What to produce:
Pull out every line below that contains the word "رسانند".

Entries provided:
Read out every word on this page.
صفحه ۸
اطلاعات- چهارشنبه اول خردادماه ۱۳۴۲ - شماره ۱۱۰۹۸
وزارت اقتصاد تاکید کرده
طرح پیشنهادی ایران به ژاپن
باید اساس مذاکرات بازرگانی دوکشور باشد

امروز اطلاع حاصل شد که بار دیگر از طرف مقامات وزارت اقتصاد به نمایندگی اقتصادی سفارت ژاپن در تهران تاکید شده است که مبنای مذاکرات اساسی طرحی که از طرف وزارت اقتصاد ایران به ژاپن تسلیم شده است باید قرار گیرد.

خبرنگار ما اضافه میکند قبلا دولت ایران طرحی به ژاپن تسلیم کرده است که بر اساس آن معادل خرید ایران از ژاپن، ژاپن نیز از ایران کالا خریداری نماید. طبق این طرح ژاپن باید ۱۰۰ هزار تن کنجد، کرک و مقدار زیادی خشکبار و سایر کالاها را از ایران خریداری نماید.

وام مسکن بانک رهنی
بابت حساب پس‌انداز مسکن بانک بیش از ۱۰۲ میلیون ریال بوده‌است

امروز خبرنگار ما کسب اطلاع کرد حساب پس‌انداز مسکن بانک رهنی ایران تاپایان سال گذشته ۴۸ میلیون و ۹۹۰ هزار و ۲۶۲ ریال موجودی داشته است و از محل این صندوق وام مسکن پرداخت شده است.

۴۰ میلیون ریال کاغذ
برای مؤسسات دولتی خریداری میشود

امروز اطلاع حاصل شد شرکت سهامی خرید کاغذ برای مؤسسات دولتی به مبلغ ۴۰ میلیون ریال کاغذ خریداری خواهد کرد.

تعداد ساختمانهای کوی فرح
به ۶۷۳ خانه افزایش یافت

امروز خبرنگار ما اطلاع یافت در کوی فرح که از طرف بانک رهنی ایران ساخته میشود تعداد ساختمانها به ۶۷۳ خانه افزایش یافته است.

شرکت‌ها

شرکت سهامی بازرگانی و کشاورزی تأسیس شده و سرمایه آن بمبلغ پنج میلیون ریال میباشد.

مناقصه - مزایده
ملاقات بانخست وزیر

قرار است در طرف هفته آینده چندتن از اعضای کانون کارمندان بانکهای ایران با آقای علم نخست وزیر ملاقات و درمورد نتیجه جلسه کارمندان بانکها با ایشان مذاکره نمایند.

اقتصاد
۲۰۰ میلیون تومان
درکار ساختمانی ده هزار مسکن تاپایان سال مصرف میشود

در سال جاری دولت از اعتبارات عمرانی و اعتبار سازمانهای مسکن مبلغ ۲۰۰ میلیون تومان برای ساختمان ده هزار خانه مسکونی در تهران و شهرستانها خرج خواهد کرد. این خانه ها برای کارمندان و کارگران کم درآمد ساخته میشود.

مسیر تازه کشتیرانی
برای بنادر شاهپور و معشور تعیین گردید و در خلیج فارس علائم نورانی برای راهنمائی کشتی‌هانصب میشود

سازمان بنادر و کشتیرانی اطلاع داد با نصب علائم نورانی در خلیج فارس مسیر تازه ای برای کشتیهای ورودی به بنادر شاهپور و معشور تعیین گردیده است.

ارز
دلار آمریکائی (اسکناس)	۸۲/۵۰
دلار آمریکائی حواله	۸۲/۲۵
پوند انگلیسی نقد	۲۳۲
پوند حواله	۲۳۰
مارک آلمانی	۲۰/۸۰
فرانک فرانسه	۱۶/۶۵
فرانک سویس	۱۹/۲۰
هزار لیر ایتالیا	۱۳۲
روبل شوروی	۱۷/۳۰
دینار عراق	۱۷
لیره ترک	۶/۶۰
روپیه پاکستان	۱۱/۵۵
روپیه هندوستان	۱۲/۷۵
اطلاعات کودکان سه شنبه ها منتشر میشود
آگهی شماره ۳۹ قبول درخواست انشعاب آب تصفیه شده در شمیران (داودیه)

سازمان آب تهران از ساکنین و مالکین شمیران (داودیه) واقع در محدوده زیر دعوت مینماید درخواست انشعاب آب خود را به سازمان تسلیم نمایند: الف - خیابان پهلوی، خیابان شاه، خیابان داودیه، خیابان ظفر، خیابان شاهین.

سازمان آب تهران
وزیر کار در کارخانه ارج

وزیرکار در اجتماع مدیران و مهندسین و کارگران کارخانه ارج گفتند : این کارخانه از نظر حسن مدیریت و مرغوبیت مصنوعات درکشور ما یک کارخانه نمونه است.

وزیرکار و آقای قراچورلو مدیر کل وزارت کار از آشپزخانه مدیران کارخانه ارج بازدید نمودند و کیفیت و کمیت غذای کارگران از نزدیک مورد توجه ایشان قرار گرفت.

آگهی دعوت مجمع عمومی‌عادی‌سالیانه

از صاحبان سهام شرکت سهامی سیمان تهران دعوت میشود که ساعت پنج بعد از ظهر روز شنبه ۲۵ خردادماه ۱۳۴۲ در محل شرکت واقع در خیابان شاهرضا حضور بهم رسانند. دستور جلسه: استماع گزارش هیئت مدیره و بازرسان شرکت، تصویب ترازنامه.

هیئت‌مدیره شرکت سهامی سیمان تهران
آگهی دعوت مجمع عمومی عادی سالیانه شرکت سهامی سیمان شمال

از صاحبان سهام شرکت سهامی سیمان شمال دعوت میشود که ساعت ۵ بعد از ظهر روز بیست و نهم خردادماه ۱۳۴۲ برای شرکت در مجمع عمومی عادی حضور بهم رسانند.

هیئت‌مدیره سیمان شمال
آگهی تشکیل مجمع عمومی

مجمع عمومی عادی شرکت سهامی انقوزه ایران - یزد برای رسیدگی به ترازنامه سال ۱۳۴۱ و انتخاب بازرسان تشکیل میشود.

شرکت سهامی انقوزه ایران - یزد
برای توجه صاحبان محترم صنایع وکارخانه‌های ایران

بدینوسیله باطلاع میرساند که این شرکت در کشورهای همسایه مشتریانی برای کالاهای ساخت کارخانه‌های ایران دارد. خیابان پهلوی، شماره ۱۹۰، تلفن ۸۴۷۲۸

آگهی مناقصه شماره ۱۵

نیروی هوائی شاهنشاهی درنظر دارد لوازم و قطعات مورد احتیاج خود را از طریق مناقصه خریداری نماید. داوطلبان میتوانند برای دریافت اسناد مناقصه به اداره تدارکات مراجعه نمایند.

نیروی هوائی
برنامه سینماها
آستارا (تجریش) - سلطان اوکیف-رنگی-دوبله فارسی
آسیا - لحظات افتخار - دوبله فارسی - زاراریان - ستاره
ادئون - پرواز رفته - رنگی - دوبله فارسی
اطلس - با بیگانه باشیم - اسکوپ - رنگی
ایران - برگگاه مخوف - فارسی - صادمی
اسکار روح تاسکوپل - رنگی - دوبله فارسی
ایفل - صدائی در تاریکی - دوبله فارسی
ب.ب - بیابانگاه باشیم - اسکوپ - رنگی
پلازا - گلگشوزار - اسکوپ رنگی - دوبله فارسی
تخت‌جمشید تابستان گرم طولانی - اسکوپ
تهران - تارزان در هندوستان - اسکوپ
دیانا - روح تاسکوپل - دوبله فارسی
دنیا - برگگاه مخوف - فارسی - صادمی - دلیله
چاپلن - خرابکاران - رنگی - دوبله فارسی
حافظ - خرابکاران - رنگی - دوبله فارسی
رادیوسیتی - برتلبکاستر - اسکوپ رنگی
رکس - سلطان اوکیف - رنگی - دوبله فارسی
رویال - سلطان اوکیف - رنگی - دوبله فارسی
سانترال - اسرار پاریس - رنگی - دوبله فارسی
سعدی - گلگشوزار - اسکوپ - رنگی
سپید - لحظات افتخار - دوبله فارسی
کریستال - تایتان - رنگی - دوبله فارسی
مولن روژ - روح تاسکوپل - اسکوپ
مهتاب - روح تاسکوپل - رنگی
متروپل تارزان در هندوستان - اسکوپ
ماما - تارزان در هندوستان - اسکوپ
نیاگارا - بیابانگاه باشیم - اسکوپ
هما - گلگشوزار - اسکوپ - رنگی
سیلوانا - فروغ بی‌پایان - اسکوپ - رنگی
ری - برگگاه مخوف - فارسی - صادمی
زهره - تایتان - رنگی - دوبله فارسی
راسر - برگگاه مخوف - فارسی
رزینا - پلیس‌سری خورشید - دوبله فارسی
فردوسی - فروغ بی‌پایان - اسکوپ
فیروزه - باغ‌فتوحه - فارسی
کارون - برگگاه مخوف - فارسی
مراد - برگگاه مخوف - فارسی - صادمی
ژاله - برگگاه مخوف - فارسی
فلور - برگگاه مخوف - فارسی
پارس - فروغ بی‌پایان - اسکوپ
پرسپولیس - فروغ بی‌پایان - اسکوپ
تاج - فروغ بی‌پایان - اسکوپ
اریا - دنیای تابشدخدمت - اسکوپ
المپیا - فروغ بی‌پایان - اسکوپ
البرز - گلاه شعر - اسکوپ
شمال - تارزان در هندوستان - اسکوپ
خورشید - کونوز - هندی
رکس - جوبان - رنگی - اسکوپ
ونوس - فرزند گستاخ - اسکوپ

Answer for this exercise:
از صاحبان سهام شرکت سهامی سیمان تهران دعوت میشود که ساعت پنج بعد از ظهر روز شنبه ۲۵ خردادماه ۱۳۴۲ در محل شرکت واقع در خیابان شاهرضا حضور بهم رسانند. دستور جلسه: استماع گزارش هیئت مدیره و بازرسان شرکت، تصویب ترازنامه.
از صاحبان سهام شرکت سهامی سیمان شمال دعوت میشود که ساعت ۵ بعد از ظهر روز بیست و نهم خردادماه ۱۳۴۲ برای شرکت در مجمع عمومی عادی حضور بهم رسانند.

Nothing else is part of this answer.